Task to carry out: Below are records to repeat exactly. Omit the pictures from the copy.
[Stored rows start]
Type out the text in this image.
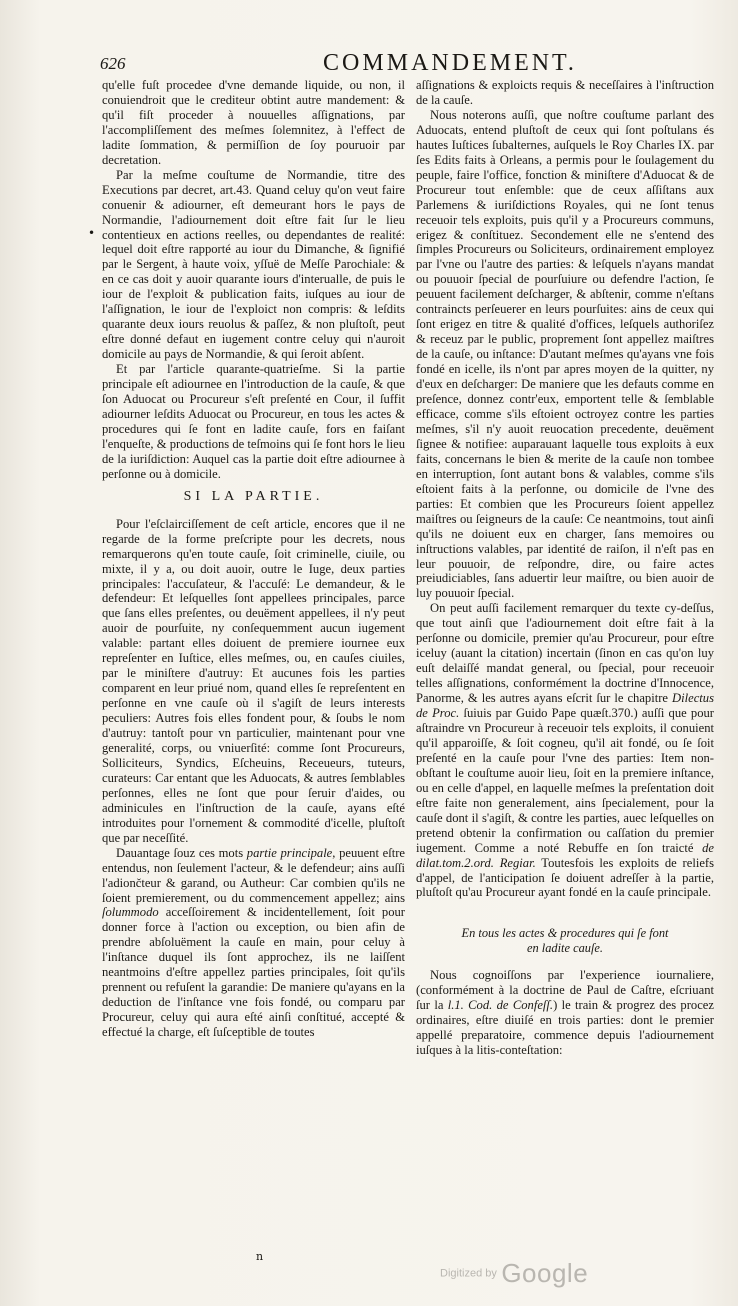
626	COMMANDEMENT.
•

qu'elle fuſt procedee d'vne demande liquide, ou non, il conuiendroit que le crediteur obtint autre mandement: & qu'il fiſt proceder à nouuelles aſſignations, par l'accompliſſement des meſmes ſolemnitez, à l'effect de ladite ſommation, & permiſſion de ſoy pouruoir par decretation.

Par la meſme couſtume de Normandie, titre des Executions par decret, art.43. Quand celuy qu'on veut faire conuenir & adiourner, eſt demeurant hors le pays de Normandie, l'adiournement doit eſtre fait ſur le lieu contentieux en actions reelles, ou dependantes de realité: lequel doit eſtre rapporté au iour du Dimanche, & ſignifié par le Sergent, à haute voix, yſſuë de Meſſe Parochiale: & en ce cas doit y auoir quarante iours d'interualle, de puis le iour de l'exploit & publication faits, iuſques au iour de l'aſſignation, le iour de l'exploict non compris: & leſdits quarante deux iours reuolus & paſſez, & non pluſtoſt, peut eſtre donné defaut en iugement contre celuy qui n'auroit domicile au pays de Normandie, & qui ſeroit abſent.

Et par l'article quarante-quatrieſme. Si la partie principale eſt adiournee en l'introduction de la cauſe, & que ſon Aduocat ou Procureur s'eſt preſenté en Cour, il ſuffit adiourner leſdits Aduocat ou Procureur, en tous les actes & procedures qui ſe font en ladite cauſe, fors en faiſant l'enqueſte, & productions de teſmoins qui ſe font hors le lieu de la iuriſdiction: Auquel cas la partie doit eſtre adiournee à perſonne ou à domicile.

SI LA PARTIE.

Pour l'eſclairciſſement de ceſt article, encores que il ne regarde de la forme preſcripte pour les decrets, nous remarquerons qu'en toute cauſe, ſoit criminelle, ciuile, ou mixte, il y a, ou doit auoir, outre le Iuge, deux parties principales: l'accuſateur, & l'accuſé: Le demandeur, & le defendeur: Et leſquelles ſont appellees principales, parce que ſans elles preſentes, ou deuëment appellees, il n'y peut auoir de pourſuite, ny conſequemment aucun iugement valable: partant elles doiuent de premiere iournee eux repreſenter en Iuſtice, elles meſmes, ou, en cauſes ciuiles, par le miniſtere d'autruy: Et aucunes fois les parties comparent en leur priué nom, quand elles ſe repreſentent en perſonne en vne cauſe où il s'agiſt de leurs interests peculiers: Autres fois elles fondent pour, & ſoubs le nom d'autruy: tantoſt pour vn particulier, maintenant pour vne generalité, corps, ou vniuerſité: comme ſont Procureurs, Solliciteurs, Syndics, Eſcheuins, Receueurs, tuteurs, curateurs: Car entant que les Aduocats, & autres ſemblables perſonnes, elles ne ſont que pour ſeruir d'aides, ou adminicules en l'inſtruction de la cauſe, ayans eſté introduites pour l'ornement & commodité d'icelle, pluſtoſt que par neceſſité.

Dauantage ſouz ces mots partie principale, peuuent eſtre entendus, non ſeulement l'acteur, & le defendeur; ains auſſi l'adiončteur & garand, ou Autheur: Car combien qu'ils ne ſoient premierement, ou du commencement appellez; ains ſolummodo acceſſoirement & incidentellement, ſoit pour donner force à l'action ou exception, ou bien afin de prendre abſoluëment la cauſe en main, pour celuy à l'inſtance duquel ils ſont approchez, ils ne laiſſent neantmoins d'eſtre appellez parties principales, ſoit qu'ils prennent ou refuſent la garandie: De maniere qu'ayans en la deduction de l'inſtance vne fois fondé, ou comparu par Procureur, celuy qui aura eſté ainſi conſtitué, accepté & effectué la charge, eſt ſuſceptible de toutes

aſſignations & exploicts requis & neceſſaires à l'inſtruction de la cauſe.

Nous noterons auſſi, que noſtre couſtume parlant des Aduocats, entend pluſtoſt de ceux qui ſont poſtulans és hautes Iuſtices ſubalternes, auſquels le Roy Charles IX. par ſes Edits faits à Orleans, a permis pour le ſoulagement du peuple, faire l'office, fonction & miniſtere d'Aduocat & de Procureur tout enſemble: que de ceux aſſiſtans aux Parlemens & iuriſdictions Royales, qui ne ſont tenus receuoir tels exploits, puis qu'il y a Procureurs communs, erigez & conſtituez. Secondement elle ne s'entend des ſimples Procureurs ou Soliciteurs, ordinairement employez par l'vne ou l'autre des parties: & leſquels n'ayans mandat ou pouuoir ſpecial de pourſuiure ou defendre l'action, ſe peuuent facilement deſcharger, & abſtenir, comme n'eſtans contraincts perſeuerer en leurs pourſuites: ains de ceux qui ſont erigez en titre & qualité d'offices, leſquels authoriſez & receuz par le public, proprement ſont appellez maiſtres de la cauſe, ou inſtance: D'autant meſmes qu'ayans vne fois fondé en icelle, ils n'ont par apres moyen de la quitter, ny d'eux en deſcharger: De maniere que les defauts comme en preſence, donnez contr'eux, emportent telle & ſemblable efficace, comme s'ils eſtoient octroyez contre les parties meſmes, s'il n'y auoit reuocation precedente, deuëment ſignee & notifiee: auparauant laquelle tous exploits à eux faits, concernans le bien & merite de la cauſe non tombee en interruption, ſont autant bons & valables, comme s'ils eſtoient faits à la perſonne, ou domicile de l'vne des parties: Et combien que les Procureurs ſoient appellez maiſtres ou ſeigneurs de la cauſe: Ce neantmoins, tout ainſi qu'ils ne doiuent eux en charger, ſans memoires ou inſtructions valables, par identité de raiſon, il n'eſt pas en leur pouuoir, de reſpondre, dire, ou faire actes preiudiciables, ſans aduertir leur maiſtre, ou bien auoir de luy pouuoir ſpecial.

On peut auſſi facilement remarquer du texte cy-deſſus, que tout ainſi que l'adiournement doit eſtre fait à la perſonne ou domicile, premier qu'au Procureur, pour eſtre iceluy (auant la citation) incertain (ſinon en cas qu'on luy euſt delaiſſé mandat general, ou ſpecial, pour receuoir telles aſſignations, conformément la doctrine d'Innocence, Panorme, & les autres ayans eſcrit ſur le chapitre Dilectus de Proc. ſuiuis par Guido Pape quæſt.370.) auſſi que pour aſtraindre vn Procureur à receuoir tels exploits, il conuient qu'il apparoiſſe, & ſoit cogneu, qu'il ait fondé, ou ſe ſoit preſenté en la cauſe pour l'vne des parties: Item non-obſtant le couſtume auoir lieu, ſoit en la premiere inſtance, ou en celle d'appel, en laquelle meſmes la preſentation doit eſtre faite non generalement, ains ſpecialement, pour la cauſe dont il s'agiſt, & contre les parties, auec leſquelles on pretend obtenir la confirmation ou caſſation du premier iugement. Comme a noté Rebuffe en ſon traicté de dilat.tom.2.ord. Regiar. Toutesfois les exploits de reliefs d'appel, de l'anticipation ſe doiuent adreſſer à la partie, pluſtoſt qu'au Procureur ayant fondé en la cauſe principale.

En tous les actes & procedures qui ſe font
en ladite cauſe.

Nous cognoiſſons par l'experience iournaliere, (conformément à la doctrine de Paul de Caſtre, eſcriuant ſur la l.1. Cod. de Confeſſ.) le train & progrez des procez ordinaires, eſtre diuiſé en trois parties: dont le premier appellé preparatoire, commence depuis l'adiournement iuſques à la litis-conteſtation:

n
Digitized by Google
[Stored rows end]
Output:
Type out the text in this image.
626	COMMANDEMENT.
•

qu'elle fuſt procedee d'vne demande liquide, ou non, il conuiendroit que le crediteur obtint autre mandement: & qu'il fiſt proceder à nouuelles aſſignations, par l'accompliſſement des meſmes ſolemnitez, à l'effect de ladite ſommation, & permiſſion de ſoy pouruoir par decretation.

Par la meſme couſtume de Normandie, titre des Executions par decret, art.43. Quand celuy qu'on veut faire conuenir & adiourner, eſt demeurant hors le pays de Normandie, l'adiournement doit eſtre fait ſur le lieu contentieux en actions reelles, ou dependantes de realité: lequel doit eſtre rapporté au iour du Dimanche, & ſignifié par le Sergent, à haute voix, yſſuë de Meſſe Parochiale: & en ce cas doit y auoir quarante iours d'interualle, de puis le iour de l'exploit & publication faits, iuſques au iour de l'aſſignation, le iour de l'exploict non compris: & leſdits quarante deux iours reuolus & paſſez, & non pluſtoſt, peut eſtre donné defaut en iugement contre celuy qui n'auroit domicile au pays de Normandie, & qui ſeroit abſent.

Et par l'article quarante-quatrieſme. Si la partie principale eſt adiournee en l'introduction de la cauſe, & que ſon Aduocat ou Procureur s'eſt preſenté en Cour, il ſuffit adiourner leſdits Aduocat ou Procureur, en tous les actes & procedures qui ſe font en ladite cauſe, fors en faiſant l'enqueſte, & productions de teſmoins qui ſe font hors le lieu de la iuriſdiction: Auquel cas la partie doit eſtre adiournee à perſonne ou à domicile.

SI LA PARTIE.

Pour l'eſclairciſſement de ceſt article, encores que il ne regarde de la forme preſcripte pour les decrets, nous remarquerons qu'en toute cauſe, ſoit criminelle, ciuile, ou mixte, il y a, ou doit auoir, outre le Iuge, deux parties principales: l'accuſateur, & l'accuſé: Le demandeur, & le defendeur: Et leſquelles ſont appellees principales, parce que ſans elles preſentes, ou deuëment appellees, il n'y peut auoir de pourſuite, ny conſequemment aucun iugement valable: partant elles doiuent de premiere iournee eux repreſenter en Iuſtice, elles meſmes, ou, en cauſes ciuiles, par le miniſtere d'autruy: Et aucunes fois les parties comparent en leur priué nom, quand elles ſe repreſentent en perſonne en vne cauſe où il s'agiſt de leurs interests peculiers: Autres fois elles fondent pour, & ſoubs le nom d'autruy: tantoſt pour vn particulier, maintenant pour vne generalité, corps, ou vniuerſité: comme ſont Procureurs, Solliciteurs, Syndics, Eſcheuins, Receueurs, tuteurs, curateurs: Car entant que les Aduocats, & autres ſemblables perſonnes, elles ne ſont que pour ſeruir d'aides, ou adminicules en l'inſtruction de la cauſe, ayans eſté introduites pour l'ornement & commodité d'icelle, pluſtoſt que par neceſſité.

Dauantage ſouz ces mots partie principale, peuuent eſtre entendus, non ſeulement l'acteur, & le defendeur; ains auſſi l'adiončteur & garand, ou Autheur: Car combien qu'ils ne ſoient premierement, ou du commencement appellez; ains ſolummodo acceſſoirement & incidentellement, ſoit pour donner force à l'action ou exception, ou bien afin de prendre abſoluëment la cauſe en main, pour celuy à l'inſtance duquel ils ſont approchez, ils ne laiſſent neantmoins d'eſtre appellez parties principales, ſoit qu'ils prennent ou refuſent la garandie: De maniere qu'ayans en la deduction de l'inſtance vne fois fondé, ou comparu par Procureur, celuy qui aura eſté ainſi conſtitué, accepté & effectué la charge, eſt ſuſceptible de toutes

aſſignations & exploicts requis & neceſſaires à l'inſtruction de la cauſe.

Nous noterons auſſi, que noſtre couſtume parlant des Aduocats, entend pluſtoſt de ceux qui ſont poſtulans és hautes Iuſtices ſubalternes, auſquels le Roy Charles IX. par ſes Edits faits à Orleans, a permis pour le ſoulagement du peuple, faire l'office, fonction & miniſtere d'Aduocat & de Procureur tout enſemble: que de ceux aſſiſtans aux Parlemens & iuriſdictions Royales, qui ne ſont tenus receuoir tels exploits, puis qu'il y a Procureurs communs, erigez & conſtituez. Secondement elle ne s'entend des ſimples Procureurs ou Soliciteurs, ordinairement employez par l'vne ou l'autre des parties: & leſquels n'ayans mandat ou pouuoir ſpecial de pourſuiure ou defendre l'action, ſe peuuent facilement deſcharger, & abſtenir, comme n'eſtans contraincts perſeuerer en leurs pourſuites: ains de ceux qui ſont erigez en titre & qualité d'offices, leſquels authoriſez & receuz par le public, proprement ſont appellez maiſtres de la cauſe, ou inſtance: D'autant meſmes qu'ayans vne fois fondé en icelle, ils n'ont par apres moyen de la quitter, ny d'eux en deſcharger: De maniere que les defauts comme en preſence, donnez contr'eux, emportent telle & ſemblable efficace, comme s'ils eſtoient octroyez contre les parties meſmes, s'il n'y auoit reuocation precedente, deuëment ſignee & notifiee: auparauant laquelle tous exploits à eux faits, concernans le bien & merite de la cauſe non tombee en interruption, ſont autant bons & valables, comme s'ils eſtoient faits à la perſonne, ou domicile de l'vne des parties: Et combien que les Procureurs ſoient appellez maiſtres ou ſeigneurs de la cauſe: Ce neantmoins, tout ainſi qu'ils ne doiuent eux en charger, ſans memoires ou inſtructions valables, par identité de raiſon, il n'eſt pas en leur pouuoir, de reſpondre, dire, ou faire actes preiudiciables, ſans aduertir leur maiſtre, ou bien auoir de luy pouuoir ſpecial.

On peut auſſi facilement remarquer du texte cy-deſſus, que tout ainſi que l'adiournement doit eſtre fait à la perſonne ou domicile, premier qu'au Procureur, pour eſtre iceluy (auant la citation) incertain (ſinon en cas qu'on luy euſt delaiſſé mandat general, ou ſpecial, pour receuoir telles aſſignations, conformément la doctrine d'Innocence, Panorme, & les autres ayans eſcrit ſur le chapitre Dilectus de Proc. ſuiuis par Guido Pape quæſt.370.) auſſi que pour aſtraindre vn Procureur à receuoir tels exploits, il conuient qu'il apparoiſſe, & ſoit cogneu, qu'il ait fondé, ou ſe ſoit preſenté en la cauſe pour l'vne des parties: Item non-obſtant le couſtume auoir lieu, ſoit en la premiere inſtance, ou en celle d'appel, en laquelle meſmes la preſentation doit eſtre faite non generalement, ains ſpecialement, pour la cauſe dont il s'agiſt, & contre les parties, auec leſquelles on pretend obtenir la confirmation ou caſſation du premier iugement. Comme a noté Rebuffe en ſon traicté de dilat.tom.2.ord. Regiar. Toutesfois les exploits de reliefs d'appel, de l'anticipation ſe doiuent adreſſer à la partie, pluſtoſt qu'au Procureur ayant fondé en la cauſe principale.

En tous les actes & procedures qui ſe font
en ladite cauſe.

Nous cognoiſſons par l'experience iournaliere, (conformément à la doctrine de Paul de Caſtre, eſcriuant ſur la l.1. Cod. de Confeſſ.) le train & progrez des procez ordinaires, eſtre diuiſé en trois parties: dont le premier appellé preparatoire, commence depuis l'adiournement iuſques à la litis-conteſtation:

n
Digitized by Google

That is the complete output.